TASK STATEMENT.
Which lines in the items below contain the string "title"? Collect each of them, copied in full.

►

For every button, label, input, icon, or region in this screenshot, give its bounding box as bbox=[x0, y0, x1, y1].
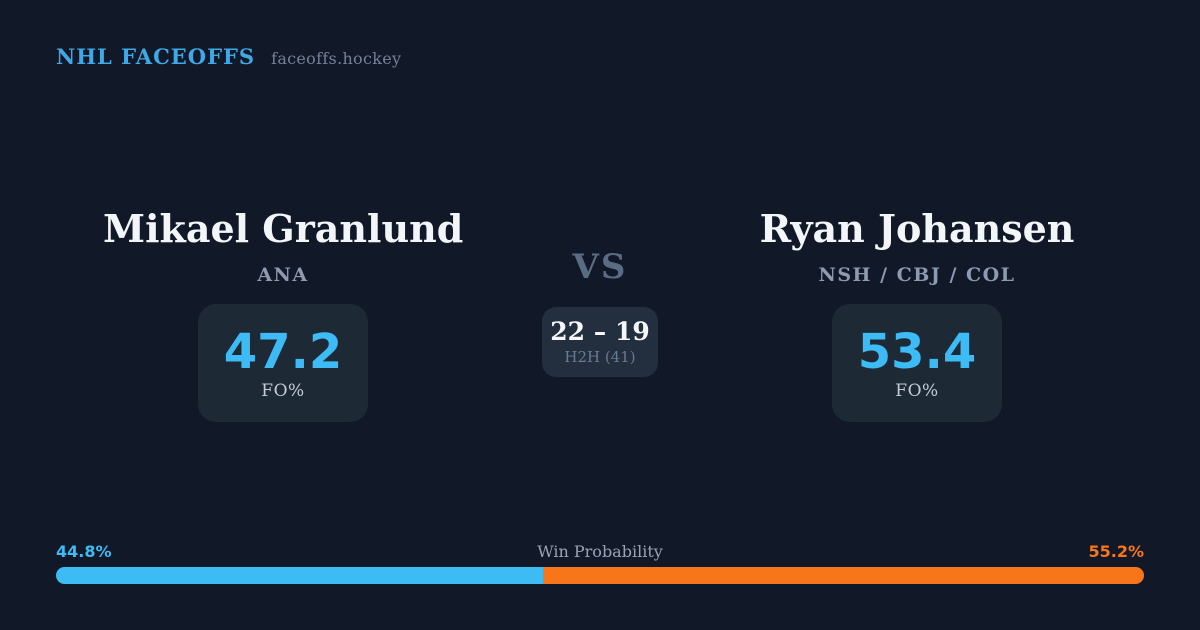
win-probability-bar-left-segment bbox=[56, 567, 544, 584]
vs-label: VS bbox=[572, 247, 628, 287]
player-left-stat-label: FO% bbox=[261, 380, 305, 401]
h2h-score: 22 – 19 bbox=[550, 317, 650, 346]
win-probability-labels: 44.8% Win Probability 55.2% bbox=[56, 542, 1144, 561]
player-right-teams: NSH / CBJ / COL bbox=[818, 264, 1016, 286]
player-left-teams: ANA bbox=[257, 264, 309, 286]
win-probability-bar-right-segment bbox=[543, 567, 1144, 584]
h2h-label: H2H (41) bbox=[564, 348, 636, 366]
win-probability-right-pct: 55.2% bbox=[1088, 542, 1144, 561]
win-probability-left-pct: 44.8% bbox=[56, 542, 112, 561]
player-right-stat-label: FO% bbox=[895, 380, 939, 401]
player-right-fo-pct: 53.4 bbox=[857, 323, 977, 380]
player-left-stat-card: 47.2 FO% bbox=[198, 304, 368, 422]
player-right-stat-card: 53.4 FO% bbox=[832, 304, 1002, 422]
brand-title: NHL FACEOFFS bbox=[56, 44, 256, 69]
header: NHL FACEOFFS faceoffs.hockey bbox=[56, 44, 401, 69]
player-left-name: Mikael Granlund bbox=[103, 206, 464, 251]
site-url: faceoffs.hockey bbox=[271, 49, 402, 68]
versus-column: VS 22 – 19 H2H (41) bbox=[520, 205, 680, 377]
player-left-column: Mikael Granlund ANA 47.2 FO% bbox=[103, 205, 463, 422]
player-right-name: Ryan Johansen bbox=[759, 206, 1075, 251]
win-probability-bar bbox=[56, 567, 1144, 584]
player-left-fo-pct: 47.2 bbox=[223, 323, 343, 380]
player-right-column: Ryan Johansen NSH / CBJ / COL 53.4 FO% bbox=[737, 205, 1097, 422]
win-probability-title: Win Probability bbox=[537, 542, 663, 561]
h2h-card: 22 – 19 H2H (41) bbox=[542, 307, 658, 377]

◄

THE RESULT.
brand-title: NHL FACEOFFS bbox=[56, 44, 256, 69]
win-probability-title: Win Probability bbox=[537, 542, 663, 561]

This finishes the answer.